**YOUR GOAL**
Repeat every line from the line containing "What text is on this page?" to the end of the data, exactly. Leave the pictures out.

Data records
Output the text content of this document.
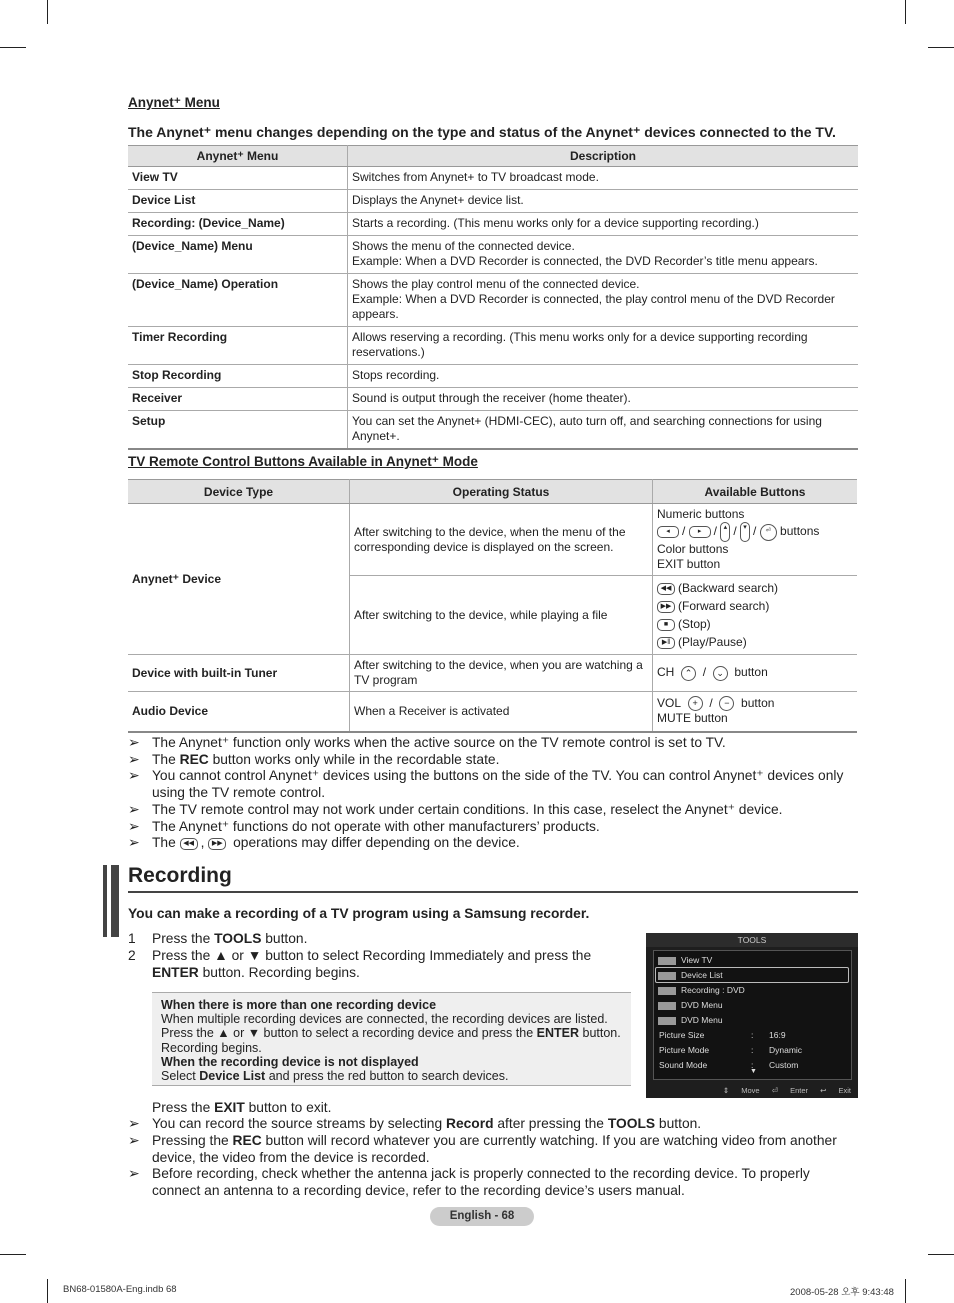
Anynet⁺ Menu

The Anynet⁺ menu changes depending on the type and status of the Anynet⁺ devices connected to the TV.

Anynet⁺ Menu	Description
View TV	Switches from Anynet+ to TV broadcast mode.
Device List	Displays the Anynet+ device list.
Recording: (Device_Name)	Starts a recording. (This menu works only for a device supporting recording.)
(Device_Name) Menu	Shows the menu of the connected device.
Example: When a DVD Recorder is connected, the DVD Recorder’s title menu appears.

(Device_Name) Operation	Shows the play control menu of the connected device.
Example: When a DVD Recorder is connected, the play control menu of the DVD Recorder appears.

Timer Recording	Allows reserving a recording. (This menu works only for a device supporting recording reservations.)
Stop Recording	Stops recording.
Receiver	Sound is output through the receiver (home theater).
Setup	You can set the Anynet+ (HDMI-CEC), auto turn off, and searching connections for using Anynet+.
TV Remote Control Buttons Available in Anynet⁺ Mode
Device Type	Operating Status	Available Buttons
Anynet⁺ Device	After switching to the device, when the menu of the corresponding device is displayed on the screen.	Numeric buttons
◂ / ▸ / ▴ / ▾ / ⏎ buttons
Color buttons
EXIT button

	After switching to the device, while playing a file	◀◀ (Backward search)
▶▶ (Forward search)
■ (Stop)
▶‖ (Play/Pause)

Device with built-in Tuner	After switching to the device, when you are watching a TV program	CH ⌃ / ⌄ button
Audio Device	When a Receiver is activated	VOL + / − button
MUTE button
➢ The Anynet⁺ function only works when the active source on the TV remote control is set to TV.
➢ The REC button works only while in the recordable state.
➢ You cannot control Anynet⁺ devices using the buttons on the side of the TV. You can control Anynet⁺ devices only using the TV remote control.
➢ The TV remote control may not work under certain conditions. In this case, reselect the Anynet⁺ device.
➢ The Anynet⁺ functions do not operate with other manufacturers’ products.
➢ The ◀◀ , ▶▶ operations may differ depending on the device.
Recording

You can make a recording of a TV program using a Samsung recorder.

1 Press the TOOLS button.
2 Press the ▲ or ▼ button to select Recording Immediately and press the ENTER button. Recording begins.

When there is more than one recording device

When multiple recording devices are connected, the recording devices are listed.

Press the ▲ or ▼ button to select a recording device and press the ENTER button.

Recording begins.

When the recording device is not displayed

Select Device List and press the red button to search devices.

Press the EXIT button to exit.

➢ You can record the source streams by selecting Record after pressing the TOOLS button.
➢ Pressing the REC button will record whatever you are currently watching. If you are watching video from another device, the video from the device is recorded.
➢ Before recording, check whether the antenna jack is properly connected to the recording device. To properly connect an antenna to a recording device, refer to the recording device’s users manual.
TOOLS
View TV
Device List
Recording : DVD
DVD Menu
DVD Menu
Picture Size	: 16:9
Picture Mode	: Dynamic
Sound Mode	: Custom
▼
⇕ Move ⏎ Enter ↩ Exit
English - 68
BN68-01580A-Eng.indb 68	2008-05-28 오후 9:43:48
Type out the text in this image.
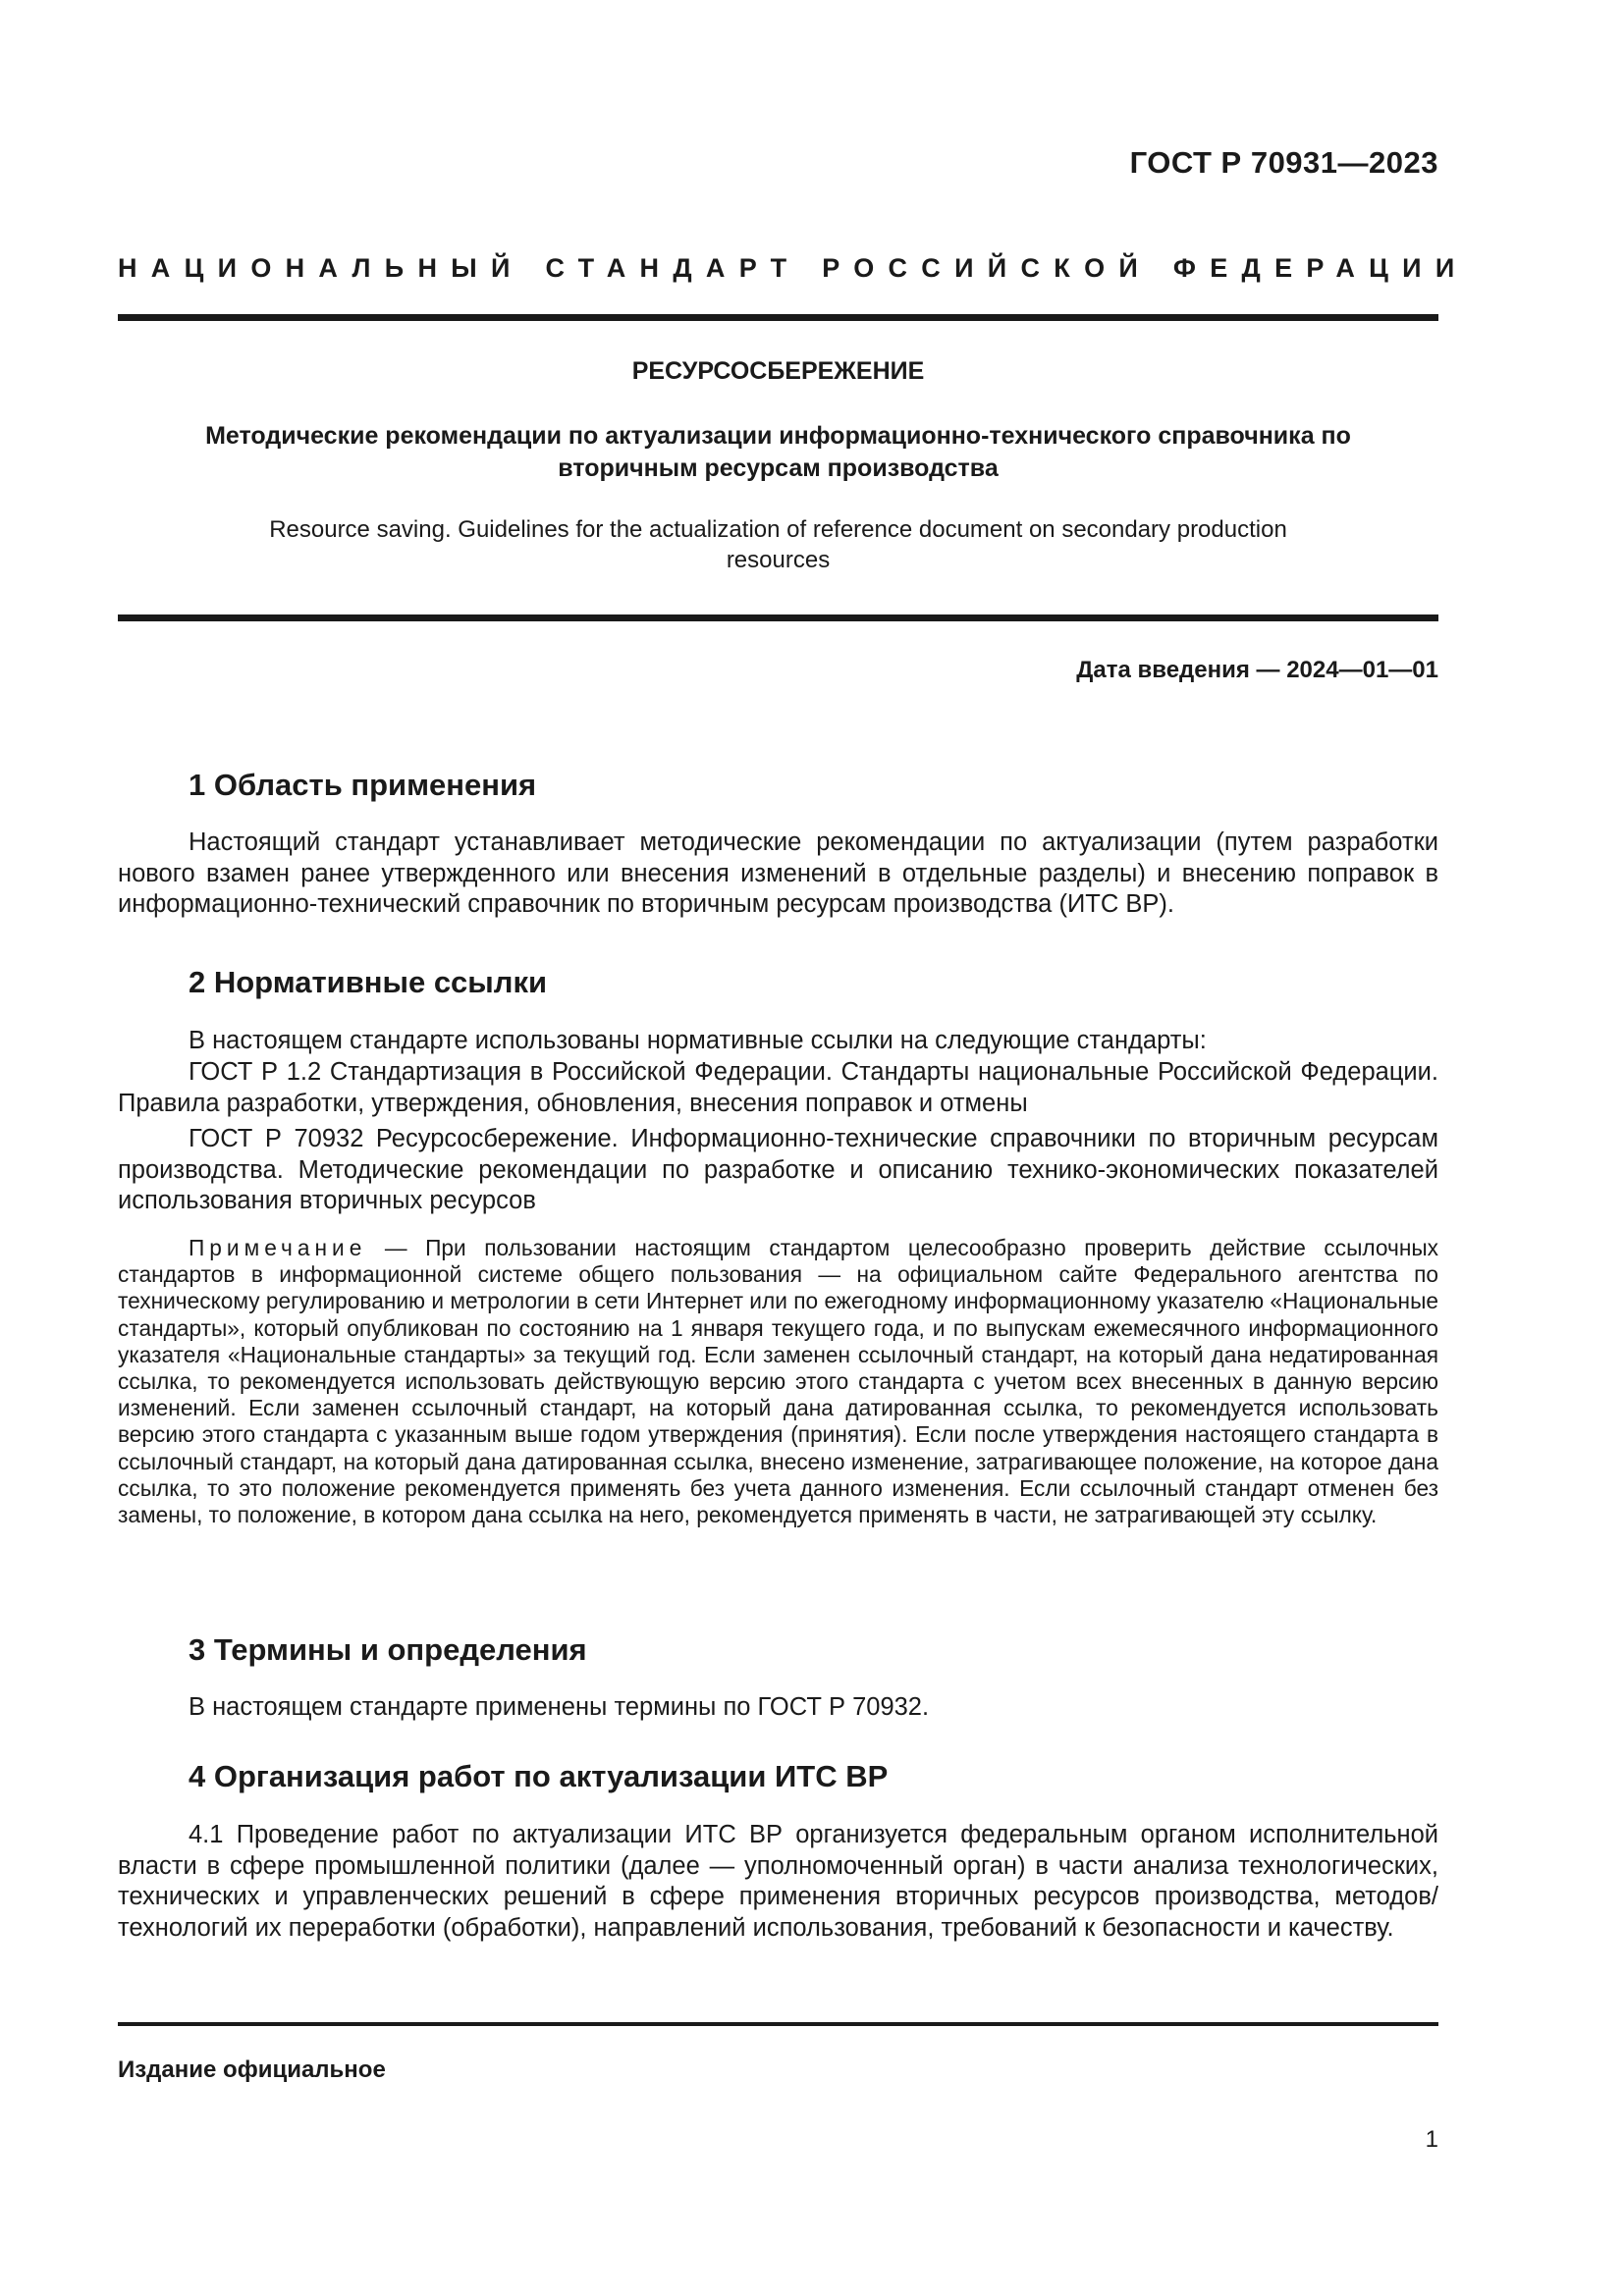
ГОСТ Р 70931—2023
НАЦИОНАЛЬНЫЙ СТАНДАРТ РОССИЙСКОЙ ФЕДЕРАЦИИ
РЕСУРСОСБЕРЕЖЕНИЕ
Методические рекомендации по актуализации информационно-технического справочника по вторичным ресурсам производства
Resource saving. Guidelines for the actualization of reference document on secondary production resources
Дата введения — 2024—01—01
1 Область применения

Настоящий стандарт устанавливает методические рекомендации по актуализации (путем разработки нового взамен ранее утвержденного или внесения изменений в отдельные разделы) и внесению поправок в информационно-технический справочник по вторичным ресурсам производства (ИТС ВР).

2 Нормативные ссылки

В настоящем стандарте использованы нормативные ссылки на следующие стандарты:

ГОСТ Р 1.2 Стандартизация в Российской Федерации. Стандарты национальные Российской Федерации. Правила разработки, утверждения, обновления, внесения поправок и отмены

ГОСТ Р 70932 Ресурсосбережение. Информационно-технические справочники по вторичным ресурсам производства. Методические рекомендации по разработке и описанию технико-экономических показателей использования вторичных ресурсов

Примечание — При пользовании настоящим стандартом целесообразно проверить действие ссылочных стандартов в информационной системе общего пользования — на официальном сайте Федерального агентства по техническому регулированию и метрологии в сети Интернет или по ежегодному информационному указателю «Национальные стандарты», который опубликован по состоянию на 1 января текущего года, и по выпускам ежемесячного информационного указателя «Национальные стандарты» за текущий год. Если заменен ссылочный стандарт, на который дана недатированная ссылка, то рекомендуется использовать действующую версию этого стандарта с учетом всех внесенных в данную версию изменений. Если заменен ссылочный стандарт, на который дана датированная ссылка, то рекомендуется использовать версию этого стандарта с указанным выше годом утверждения (принятия). Если после утверждения настоящего стандарта в ссылочный стандарт, на который дана датированная ссылка, внесено изменение, затрагивающее положение, на которое дана ссылка, то это положение рекомендуется применять без учета данного изменения. Если ссылочный стандарт отменен без замены, то положение, в котором дана ссылка на него, рекомендуется применять в части, не затрагивающей эту ссылку.

3 Термины и определения

В настоящем стандарте применены термины по ГОСТ Р 70932.

4 Организация работ по актуализации ИТС ВР

4.1 Проведение работ по актуализации ИТС ВР организуется федеральным органом исполнительной власти в сфере промышленной политики (далее — уполномоченный орган) в части анализа технологических, технических и управленческих решений в сфере применения вторичных ресурсов производства, методов/технологий их переработки (обработки), направлений использования, требований к безопасности и качеству.

Издание официальное
1
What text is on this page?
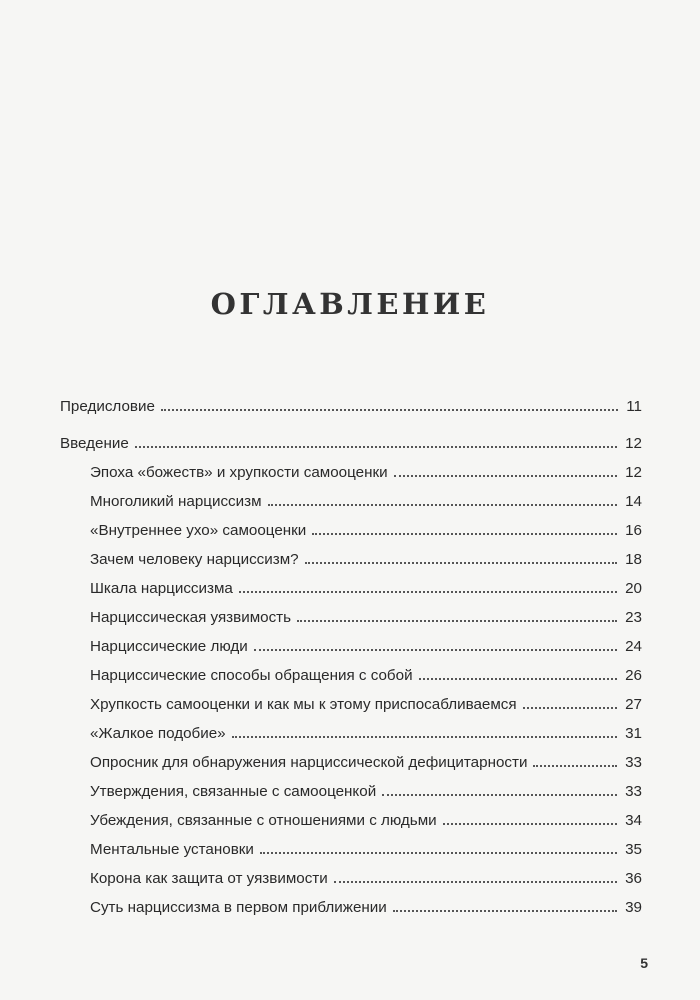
ОГЛАВЛЕНИЕ
Предисловие	11
Введение	12
Эпоха «божеств» и хрупкости самооценки	12
Многоликий нарциссизм	14
«Внутреннее ухо» самооценки	16
Зачем человеку нарциссизм?	18
Шкала нарциссизма	20
Нарциссическая уязвимость	23
Нарциссические люди	24
Нарциссические способы обращения с собой	26
Хрупкость самооценки и как мы к этому приспосабливаемся	27
«Жалкое подобие»	31
Опросник для обнаружения нарциссической дефицитарности	33
Утверждения, связанные с самооценкой	33
Убеждения, связанные с отношениями с людьми	34
Ментальные установки	35
Корона как защита от уязвимости	36
Суть нарциссизма в первом приближении	39
5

**ANSWER TO THE TASK**
What text is on this page?
ОГЛАВЛЕНИЕ
Предисловие	11
Введение	12
Эпоха «божеств» и хрупкости самооценки	12
Многоликий нарциссизм	14
«Внутреннее ухо» самооценки	16
Зачем человеку нарциссизм?	18
Шкала нарциссизма	20
Нарциссическая уязвимость	23
Нарциссические люди	24
Нарциссические способы обращения с собой	26
Хрупкость самооценки и как мы к этому приспосабливаемся	27
«Жалкое подобие»	31
Опросник для обнаружения нарциссической дефицитарности	33
Утверждения, связанные с самооценкой	33
Убеждения, связанные с отношениями с людьми	34
Ментальные установки	35
Корона как защита от уязвимости	36
Суть нарциссизма в первом приближении	39
5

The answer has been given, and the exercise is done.